Police Program Pickups for 2018

Police Program Pickups for 2018

By Brad Brewer

Since the departure of law enforcement’s beloved Crown Victoria (CVPI), the police vehicle manufacturers (OEMs) have done a remarkable job filling the void with an amazing cross section of new fleet vehicles that are better suited for today’s front-line policing duties. The men and women in blue whose jurisdiction may include some rough wilderness often too rugged for a sedan now have some much-needed options. All three OEMs make some great police products such as Dodge’s pursuit-rated sedan and GM’s pursuit-rated SUV. But the void that wasn’t being filled until now was the Police Pickup segment.
Sure, the law-enforcement fleet offerings have included F-150s, Chevy Silverados, and Ram 1500s before, but to date, none of these has been sufficiently battle-hardened to earn the coveted Pursuit rating. Ford, GM, and FCA Fleet all distinguish their law-enforcement offerings as either Pursuit or Special Service Vehicles, but there is no SAE or global Pursuit standard. Each OEM devises its own development targets. Usually, the test regimen involves hardening the powertrain, suspension, tires, wheels, and brakes to withstand prolonged high-speed, high-heat, severe-duty conditions.
The most widely accepted standard for this Pursuit qualification is successfully completing the annual Michigan State Police Vehicle Test and the Los Angeles County Car Test.
Ford Police Program Pickup: F-150 Police Responder
In the case of the F-150 Police Responder, the retail F-150 is already so rugged that the required improvements to achieve Pursuit status were minimal. The special calibrated suspension components and shocks were pulled from the FX4 off-road package, which also brings skidplates and hill-descent control. From there, the front anti-roll bar is stiffened slightly, and the front and rear brakes are upgraded for fade resistance with improved friction material, new coatings for the calipers, and silicon rubber dust boots on the caliper pistons; the rotor and caliper dimensions don’t change. The police tires are Goodyear Wranglers with DuPont Kevlar reinforcement, in size LT 275/65R18. They come wrapped around aluminum wheels because the roughly 7-inch-tall reinforced tire sidewalls are said to provide sufficient protection from wheel damage when running over curbs at high speed. No steel wheel alternative will be offered.
The police engine powering all F-150 Pursuit trucks will be the venerable 3.5-liter EcoBoost twin-turbo V-6 good for 375 hp and 470 lb-ft, the most horsepower and torque of any Pursuit-rated police vehicle. The engine internals and cooling system are unchanged; the only police upgrades are a 240-amp alternator to power all the lights and accessories, and meters to keep track of engine-on hours and engine-idle hours for maintenance purposes. Power gets routed through Ford’s new 10-speed automatic and a two-speed four-wheel-drive transfer case. The F-150 vehicle is capable of slightly over 6 seconds for 0 to 60 mph and a top speed above 100 mph, the electronic limit for the Police F-150 Responder.

□ □ □ □ □ □ □

▶ _PROBLEMS TO SOLVE_:
1 > In the article on police pickups, which tires does the F-150 Police Responder use?
2 > For each statement, decide whether the article on police pickups agrees, giving yes or no and quoting the words that settle it: (a) The F-150 Police Responder's engine internals and cooling system were modified for police duty. (b) The F-150 Police Responder sends its power through Ford's new 10-speed automatic. (c) An SAE standard defines Pursuit status.

▶ _SUPPLIED INFORMATION_:
□ □ □ □ □ □ □

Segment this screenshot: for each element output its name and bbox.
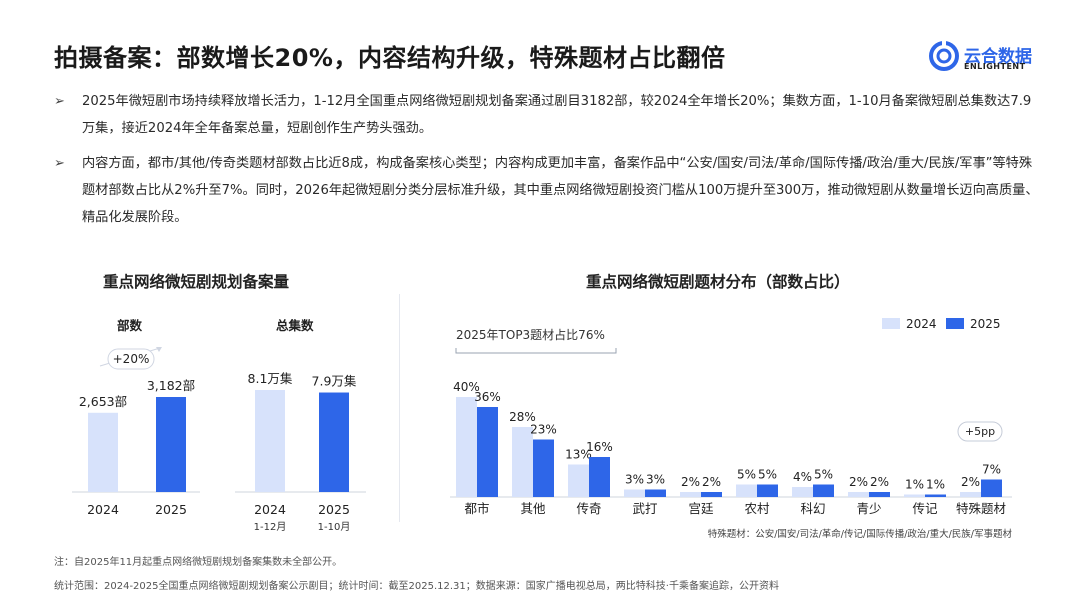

□ □ □ □ □ □ □

▶ _EXPECTED ANSWERS_:
1 > Goodyear Wranglers with DuPont Kevlar reinforcement, in size LT 275/65R18.

2 >
(a) No: "The engine internals and cooling system are unchanged"
(b) Yes: "Power gets routed through Ford’s new 10-speed automatic"
(c) No: "there is no SAE or global Pursuit standard"